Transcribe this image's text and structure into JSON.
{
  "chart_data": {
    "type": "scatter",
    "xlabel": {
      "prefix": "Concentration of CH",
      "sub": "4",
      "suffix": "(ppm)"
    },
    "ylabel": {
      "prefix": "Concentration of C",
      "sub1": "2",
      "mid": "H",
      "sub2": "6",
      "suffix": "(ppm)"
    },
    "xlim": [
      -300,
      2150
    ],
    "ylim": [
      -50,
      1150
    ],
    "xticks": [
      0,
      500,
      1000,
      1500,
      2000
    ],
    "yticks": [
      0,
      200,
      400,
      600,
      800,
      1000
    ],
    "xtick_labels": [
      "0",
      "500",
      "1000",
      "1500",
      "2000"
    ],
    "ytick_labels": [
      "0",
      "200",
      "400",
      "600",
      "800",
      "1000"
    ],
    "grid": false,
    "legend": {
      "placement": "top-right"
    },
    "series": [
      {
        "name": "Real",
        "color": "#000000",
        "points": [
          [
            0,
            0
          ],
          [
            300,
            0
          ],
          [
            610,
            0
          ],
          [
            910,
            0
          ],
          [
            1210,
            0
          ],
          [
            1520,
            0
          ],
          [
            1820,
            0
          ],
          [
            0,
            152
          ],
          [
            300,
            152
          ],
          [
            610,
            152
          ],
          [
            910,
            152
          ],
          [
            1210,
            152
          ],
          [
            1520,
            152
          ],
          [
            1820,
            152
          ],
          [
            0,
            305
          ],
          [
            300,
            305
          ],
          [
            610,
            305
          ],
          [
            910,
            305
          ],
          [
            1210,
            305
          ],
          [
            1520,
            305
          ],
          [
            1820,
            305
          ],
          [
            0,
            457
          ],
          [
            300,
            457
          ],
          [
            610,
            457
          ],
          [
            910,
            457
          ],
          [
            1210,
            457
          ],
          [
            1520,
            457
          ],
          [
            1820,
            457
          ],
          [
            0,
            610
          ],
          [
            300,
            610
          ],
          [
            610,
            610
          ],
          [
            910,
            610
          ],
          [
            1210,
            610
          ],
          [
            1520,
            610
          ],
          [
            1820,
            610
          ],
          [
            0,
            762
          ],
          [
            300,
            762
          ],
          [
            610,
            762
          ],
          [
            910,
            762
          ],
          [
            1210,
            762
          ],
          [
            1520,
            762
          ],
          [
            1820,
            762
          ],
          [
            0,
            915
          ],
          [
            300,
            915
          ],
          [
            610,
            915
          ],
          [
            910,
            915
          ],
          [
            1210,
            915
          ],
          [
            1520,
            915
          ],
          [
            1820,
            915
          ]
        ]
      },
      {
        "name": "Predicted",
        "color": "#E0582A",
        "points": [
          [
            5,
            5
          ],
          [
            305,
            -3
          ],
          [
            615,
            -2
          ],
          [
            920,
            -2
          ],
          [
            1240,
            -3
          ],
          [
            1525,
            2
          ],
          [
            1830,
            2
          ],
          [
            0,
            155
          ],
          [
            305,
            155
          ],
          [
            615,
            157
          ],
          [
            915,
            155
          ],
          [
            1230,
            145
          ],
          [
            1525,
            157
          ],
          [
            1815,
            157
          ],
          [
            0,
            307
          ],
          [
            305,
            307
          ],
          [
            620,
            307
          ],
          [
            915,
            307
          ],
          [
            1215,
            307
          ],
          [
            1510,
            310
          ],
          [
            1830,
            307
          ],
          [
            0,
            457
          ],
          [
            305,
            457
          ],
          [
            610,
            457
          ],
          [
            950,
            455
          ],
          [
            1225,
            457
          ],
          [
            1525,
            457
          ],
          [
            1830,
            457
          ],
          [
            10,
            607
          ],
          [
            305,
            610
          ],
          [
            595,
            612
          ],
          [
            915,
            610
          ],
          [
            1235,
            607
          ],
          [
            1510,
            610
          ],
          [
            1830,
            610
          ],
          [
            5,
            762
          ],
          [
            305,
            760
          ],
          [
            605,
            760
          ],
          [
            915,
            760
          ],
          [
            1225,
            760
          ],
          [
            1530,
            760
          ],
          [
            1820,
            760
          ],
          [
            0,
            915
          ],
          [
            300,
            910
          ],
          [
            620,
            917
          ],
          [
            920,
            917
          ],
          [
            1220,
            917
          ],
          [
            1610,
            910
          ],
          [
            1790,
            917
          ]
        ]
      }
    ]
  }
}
··········
> [PROBLEM DESCRIPTION]: Reproduce the data in its entirety, matching each character.

> [RESULT BELOW]:
Transcribe this image's text and structure into JSON.
{
  "chart_data": {
    "type": "scatter",
    "xlabel": {
      "prefix": "Concentration of CH",
      "sub": "4",
      "suffix": "(ppm)"
    },
    "ylabel": {
      "prefix": "Concentration of C",
      "sub1": "2",
      "mid": "H",
      "sub2": "6",
      "suffix": "(ppm)"
    },
    "xlim": [
      -300,
      2150
    ],
    "ylim": [
      -50,
      1150
    ],
    "xticks": [
      0,
      500,
      1000,
      1500,
      2000
    ],
    "yticks": [
      0,
      200,
      400,
      600,
      800,
      1000
    ],
    "xtick_labels": [
      "0",
      "500",
      "1000",
      "1500",
      "2000"
    ],
    "ytick_labels": [
      "0",
      "200",
      "400",
      "600",
      "800",
      "1000"
    ],
    "grid": false,
    "legend": {
      "placement": "top-right"
    },
    "series": [
      {
        "name": "Real",
        "color": "#000000",
        "points": [
          [
            0,
            0
          ],
          [
            300,
            0
          ],
          [
            610,
            0
          ],
          [
            910,
            0
          ],
          [
            1210,
            0
          ],
          [
            1520,
            0
          ],
          [
            1820,
            0
          ],
          [
            0,
            152
          ],
          [
            300,
            152
          ],
          [
            610,
            152
          ],
          [
            910,
            152
          ],
          [
            1210,
            152
          ],
          [
            1520,
            152
          ],
          [
            1820,
            152
          ],
          [
            0,
            305
          ],
          [
            300,
            305
          ],
          [
            610,
            305
          ],
          [
            910,
            305
          ],
          [
            1210,
            305
          ],
          [
            1520,
            305
          ],
          [
            1820,
            305
          ],
          [
            0,
            457
          ],
          [
            300,
            457
          ],
          [
            610,
            457
          ],
          [
            910,
            457
          ],
          [
            1210,
            457
          ],
          [
            1520,
            457
          ],
          [
            1820,
            457
          ],
          [
            0,
            610
          ],
          [
            300,
            610
          ],
          [
            610,
            610
          ],
          [
            910,
            610
          ],
          [
            1210,
            610
          ],
          [
            1520,
            610
          ],
          [
            1820,
            610
          ],
          [
            0,
            762
          ],
          [
            300,
            762
          ],
          [
            610,
            762
          ],
          [
            910,
            762
          ],
          [
            1210,
            762
          ],
          [
            1520,
            762
          ],
          [
            1820,
            762
          ],
          [
            0,
            915
          ],
          [
            300,
            915
          ],
          [
            610,
            915
          ],
          [
            910,
            915
          ],
          [
            1210,
            915
          ],
          [
            1520,
            915
          ],
          [
            1820,
            915
          ]
        ]
      },
      {
        "name": "Predicted",
        "color": "#E0582A",
        "points": [
          [
            5,
            5
          ],
          [
            305,
            -3
          ],
          [
            615,
            -2
          ],
          [
            920,
            -2
          ],
          [
            1240,
            -3
          ],
          [
            1525,
            2
          ],
          [
            1830,
            2
          ],
          [
            0,
            155
          ],
          [
            305,
            155
          ],
          [
            615,
            157
          ],
          [
            915,
            155
          ],
          [
            1230,
            145
          ],
          [
            1525,
            157
          ],
          [
            1815,
            157
          ],
          [
            0,
            307
          ],
          [
            305,
            307
          ],
          [
            620,
            307
          ],
          [
            915,
            307
          ],
          [
            1215,
            307
          ],
          [
            1510,
            310
          ],
          [
            1830,
            307
          ],
          [
            0,
            457
          ],
          [
            305,
            457
          ],
          [
            610,
            457
          ],
          [
            950,
            455
          ],
          [
            1225,
            457
          ],
          [
            1525,
            457
          ],
          [
            1830,
            457
          ],
          [
            10,
            607
          ],
          [
            305,
            610
          ],
          [
            595,
            612
          ],
          [
            915,
            610
          ],
          [
            1235,
            607
          ],
          [
            1510,
            610
          ],
          [
            1830,
            610
          ],
          [
            5,
            762
          ],
          [
            305,
            760
          ],
          [
            605,
            760
          ],
          [
            915,
            760
          ],
          [
            1225,
            760
          ],
          [
            1530,
            760
          ],
          [
            1820,
            760
          ],
          [
            0,
            915
          ],
          [
            300,
            910
          ],
          [
            620,
            917
          ],
          [
            920,
            917
          ],
          [
            1220,
            917
          ],
          [
            1610,
            910
          ],
          [
            1790,
            917
          ]
        ]
      }
    ]
  }
}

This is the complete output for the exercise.